--- start STORED ROWS ---

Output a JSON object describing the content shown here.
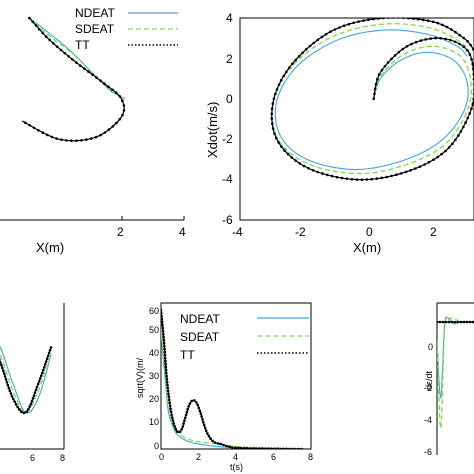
{
  "colors": {
    "ndeat": "#4aa3d9",
    "sdeat": "#7ed957",
    "tt": "#000000",
    "axis": "#000000"
  },
  "legend": {
    "entries": [
      "NDEAT",
      "SDEAT",
      "TT"
    ]
  },
  "chart_data": [
    {
      "type": "line",
      "panel": "top-left",
      "xlabel": "X(m)",
      "ylabel": "",
      "xticks": [
        "2",
        "4"
      ],
      "xlim": [
        -1,
        4
      ],
      "ylim": [
        -6,
        4
      ],
      "series": [
        {
          "name": "NDEAT",
          "x": [
            -0.2,
            0.3,
            0.9,
            1.5,
            2.0,
            2.4
          ],
          "y": [
            4.0,
            3.3,
            2.4,
            1.3,
            0.4,
            0.0
          ]
        },
        {
          "name": "SDEAT",
          "x": [
            -0.2,
            0.35,
            1.0,
            1.6,
            2.1,
            2.4
          ],
          "y": [
            4.0,
            3.1,
            2.2,
            1.1,
            0.3,
            0.0
          ]
        },
        {
          "name": "TT",
          "x": [
            -0.2,
            0.3,
            1.0,
            1.8,
            2.3,
            2.3,
            1.6,
            0.6,
            -0.4
          ],
          "y": [
            4.0,
            3.0,
            1.9,
            0.8,
            0.0,
            -0.9,
            -1.9,
            -2.0,
            -1.1
          ]
        }
      ]
    },
    {
      "type": "line",
      "panel": "top-right",
      "xlabel": "X(m)",
      "ylabel": "Xdot(m/s)",
      "xticks": [
        "-4",
        "-2",
        "0",
        "2"
      ],
      "yticks": [
        "4",
        "2",
        "0",
        "-2",
        "-4",
        "-6"
      ],
      "xlim": [
        -4,
        3
      ],
      "ylim": [
        -6,
        4
      ],
      "series": [
        {
          "name": "NDEAT",
          "x": [
            0,
            0.2,
            0.8,
            1.6,
            2.4,
            2.8,
            2.7,
            2.0,
            0.8,
            -0.6,
            -2.0,
            -2.8,
            -2.9,
            -2.3,
            -1.1,
            0.3,
            1.6,
            2.5,
            2.8
          ],
          "y": [
            0,
            1.0,
            1.9,
            2.3,
            1.9,
            0.8,
            -0.6,
            -2.1,
            -3.1,
            -3.5,
            -3.0,
            -1.8,
            -0.1,
            1.6,
            2.9,
            3.4,
            3.2,
            2.6,
            2.1
          ]
        },
        {
          "name": "SDEAT",
          "x": [
            0,
            0.2,
            0.9,
            1.8,
            2.6,
            2.9,
            2.8,
            2.1,
            0.9,
            -0.5,
            -2.0,
            -2.9,
            -3.0,
            -2.4,
            -1.2,
            0.3,
            1.7,
            2.6,
            2.9
          ],
          "y": [
            0,
            1.1,
            2.2,
            2.6,
            2.1,
            0.9,
            -0.6,
            -2.3,
            -3.3,
            -3.7,
            -3.2,
            -1.9,
            -0.1,
            1.7,
            3.1,
            3.7,
            3.5,
            2.8,
            2.2
          ]
        },
        {
          "name": "TT",
          "x": [
            0,
            0.2,
            1.0,
            2.0,
            2.8,
            3.0,
            2.9,
            2.2,
            1.0,
            -0.5,
            -2.0,
            -2.9,
            -3.0,
            -2.4,
            -1.2,
            0.3,
            1.8,
            2.7,
            3.0
          ],
          "y": [
            0,
            1.3,
            2.6,
            3.0,
            2.4,
            1.0,
            -0.6,
            -2.5,
            -3.6,
            -4.0,
            -3.4,
            -2.0,
            -0.1,
            1.8,
            3.4,
            4.0,
            3.8,
            3.0,
            2.4
          ]
        }
      ]
    },
    {
      "type": "line",
      "panel": "bottom-left",
      "xticks": [
        "6",
        "8"
      ],
      "xlim": [
        4,
        8
      ],
      "ylim": [
        -1,
        1
      ],
      "series": [
        {
          "name": "NDEAT",
          "x": [
            4.0,
            4.4,
            4.8,
            5.2,
            5.6,
            6.0,
            6.4,
            6.8,
            7.2,
            7.6
          ],
          "y": [
            -0.2,
            -0.6,
            -0.3,
            0.3,
            0.6,
            0.4,
            -0.1,
            -0.5,
            -0.3,
            0.3
          ]
        },
        {
          "name": "SDEAT",
          "x": [
            4.0,
            4.4,
            4.8,
            5.2,
            5.6,
            6.0,
            6.4,
            6.8,
            7.2,
            7.6
          ],
          "y": [
            -0.1,
            -0.5,
            -0.2,
            0.4,
            0.6,
            0.3,
            -0.2,
            -0.5,
            -0.2,
            0.3
          ]
        },
        {
          "name": "TT",
          "x": [
            4.0,
            4.4,
            4.8,
            5.2,
            5.6,
            6.0,
            6.4,
            6.8,
            7.2,
            7.6
          ],
          "y": [
            0.0,
            -0.5,
            -0.1,
            0.5,
            0.6,
            0.2,
            -0.3,
            -0.5,
            -0.1,
            0.4
          ]
        }
      ]
    },
    {
      "type": "line",
      "panel": "bottom-middle",
      "xlabel": "t(s)",
      "ylabel": "sqrt(V)(m/",
      "xticks": [
        "0",
        "2",
        "4",
        "6",
        "8"
      ],
      "yticks": [
        "60",
        "50",
        "40",
        "30",
        "20",
        "10",
        "0"
      ],
      "xlim": [
        0,
        8
      ],
      "ylim": [
        0,
        60
      ],
      "series": [
        {
          "name": "NDEAT",
          "x": [
            0,
            0.2,
            0.4,
            0.7,
            1.0,
            1.5,
            2.0,
            3.0,
            4.0,
            5.0,
            6.0,
            7.0,
            7.6
          ],
          "y": [
            48,
            30,
            15,
            8,
            5,
            3,
            2,
            1,
            0.5,
            0.3,
            0.2,
            0.1,
            0
          ]
        },
        {
          "name": "SDEAT",
          "x": [
            0,
            0.2,
            0.4,
            0.7,
            1.0,
            1.5,
            2.0,
            3.0,
            4.0,
            5.0,
            6.0,
            7.0,
            7.6
          ],
          "y": [
            50,
            32,
            17,
            9,
            6,
            4,
            3,
            2,
            1,
            0.6,
            0.4,
            0.2,
            0.1
          ]
        },
        {
          "name": "TT",
          "x": [
            0,
            0.15,
            0.3,
            0.5,
            0.7,
            0.9,
            1.1,
            1.3,
            1.5,
            1.7,
            1.9,
            2.1,
            2.3,
            2.5,
            2.8,
            3.2,
            3.6,
            4.0,
            5.0,
            6.0,
            7.0,
            7.6
          ],
          "y": [
            57,
            45,
            30,
            17,
            10,
            7,
            8,
            13,
            18,
            20,
            19,
            15,
            10,
            6,
            3,
            2,
            1,
            0.5,
            0.2,
            0.1,
            0,
            0
          ]
        }
      ]
    },
    {
      "type": "line",
      "panel": "bottom-right",
      "ylabel": "dε/dt",
      "yticks": [
        "0",
        "-2",
        "-4",
        "-6"
      ],
      "xlim": [
        0,
        8
      ],
      "ylim": [
        -6,
        2
      ],
      "series": [
        {
          "name": "NDEAT",
          "x": [
            0,
            0.2,
            0.4,
            0.6,
            0.9,
            1.2,
            1.6,
            2,
            4,
            8
          ],
          "y": [
            0.0,
            -3.0,
            0.8,
            1.2,
            0.9,
            1.0,
            1.0,
            1.0,
            1.0,
            1.0
          ]
        },
        {
          "name": "SDEAT",
          "x": [
            0,
            0.2,
            0.4,
            0.6,
            0.9,
            1.2,
            1.6,
            2,
            4,
            8
          ],
          "y": [
            0.0,
            -4.6,
            0.6,
            1.1,
            1.2,
            1.0,
            1.0,
            1.0,
            1.0,
            1.0
          ]
        },
        {
          "name": "TT",
          "x": [
            0,
            0.2,
            0.4,
            0.6,
            1.0,
            2,
            4,
            8
          ],
          "y": [
            1.0,
            1.0,
            1.0,
            1.0,
            1.0,
            1.0,
            1.0,
            1.0
          ]
        }
      ]
    }
  ]
}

--- end STORED ROWS ---

* [WHAT NEEDS TO BE DONE]: Which lines contain "bottom"? Show each of them.

* [EXERCISE RESPONSE]:
      "panel": "bottom-left",
      "panel": "bottom-middle",
      "panel": "bottom-right",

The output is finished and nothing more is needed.